▶ **Given exercise**
Determine the number of lines in these entries that hold the word "name". Give the number and nothing more.
Start Material provided
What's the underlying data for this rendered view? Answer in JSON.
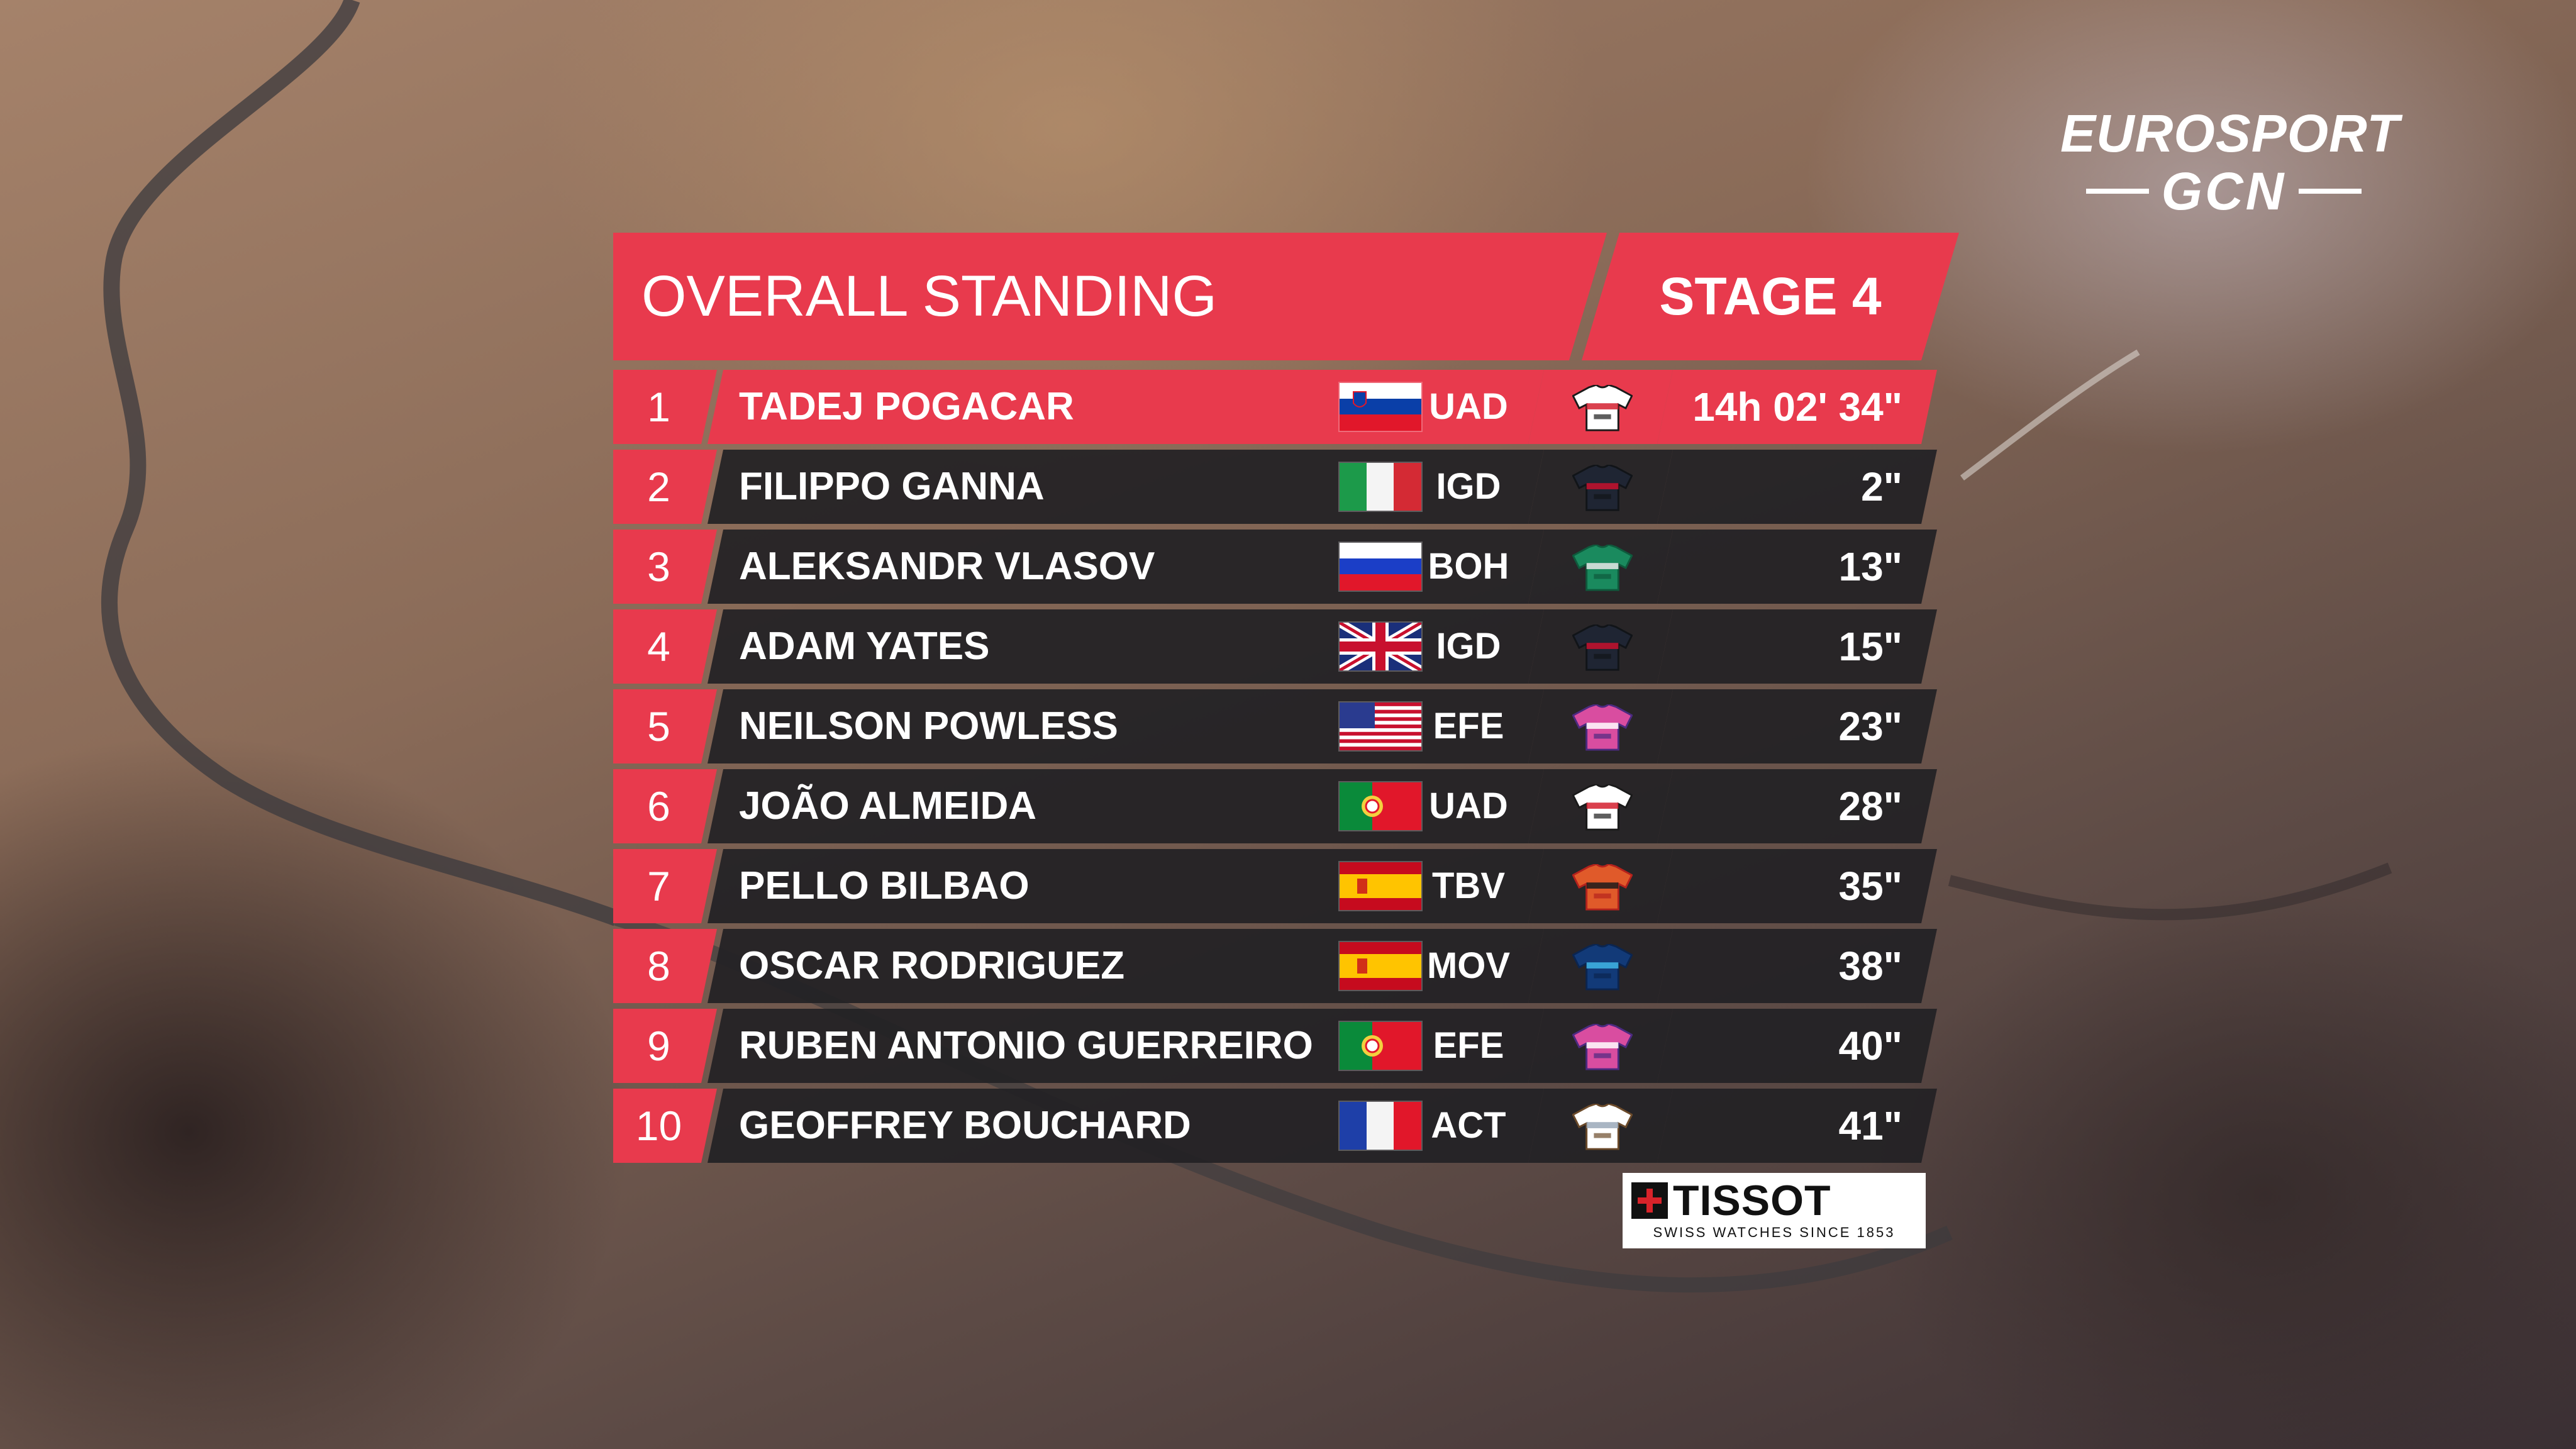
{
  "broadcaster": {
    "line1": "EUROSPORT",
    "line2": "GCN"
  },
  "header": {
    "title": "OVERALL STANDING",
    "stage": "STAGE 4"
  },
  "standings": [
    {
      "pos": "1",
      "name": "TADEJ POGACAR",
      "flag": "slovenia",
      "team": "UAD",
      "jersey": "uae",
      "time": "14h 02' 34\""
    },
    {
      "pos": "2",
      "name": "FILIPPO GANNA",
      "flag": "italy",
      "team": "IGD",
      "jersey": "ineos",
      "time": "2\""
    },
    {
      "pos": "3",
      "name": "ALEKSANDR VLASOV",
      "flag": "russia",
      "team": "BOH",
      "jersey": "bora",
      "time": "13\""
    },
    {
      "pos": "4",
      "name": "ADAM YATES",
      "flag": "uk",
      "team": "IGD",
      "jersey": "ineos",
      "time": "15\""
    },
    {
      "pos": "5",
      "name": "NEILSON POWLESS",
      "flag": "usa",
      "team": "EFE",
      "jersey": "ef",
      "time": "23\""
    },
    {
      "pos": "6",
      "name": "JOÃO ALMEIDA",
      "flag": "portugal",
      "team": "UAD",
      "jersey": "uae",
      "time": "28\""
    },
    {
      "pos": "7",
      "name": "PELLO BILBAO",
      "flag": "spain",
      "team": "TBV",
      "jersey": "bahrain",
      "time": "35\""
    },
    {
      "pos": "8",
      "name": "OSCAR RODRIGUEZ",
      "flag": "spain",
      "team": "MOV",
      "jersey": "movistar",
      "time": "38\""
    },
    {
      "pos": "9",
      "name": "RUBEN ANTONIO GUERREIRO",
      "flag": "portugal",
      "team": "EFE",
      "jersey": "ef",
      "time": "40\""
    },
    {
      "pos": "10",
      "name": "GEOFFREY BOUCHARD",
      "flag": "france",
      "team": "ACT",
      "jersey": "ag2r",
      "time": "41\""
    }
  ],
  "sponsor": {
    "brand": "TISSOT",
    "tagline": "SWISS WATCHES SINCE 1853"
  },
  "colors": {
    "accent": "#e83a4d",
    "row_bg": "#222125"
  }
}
End Material provided
▶ **Solution to this task**
10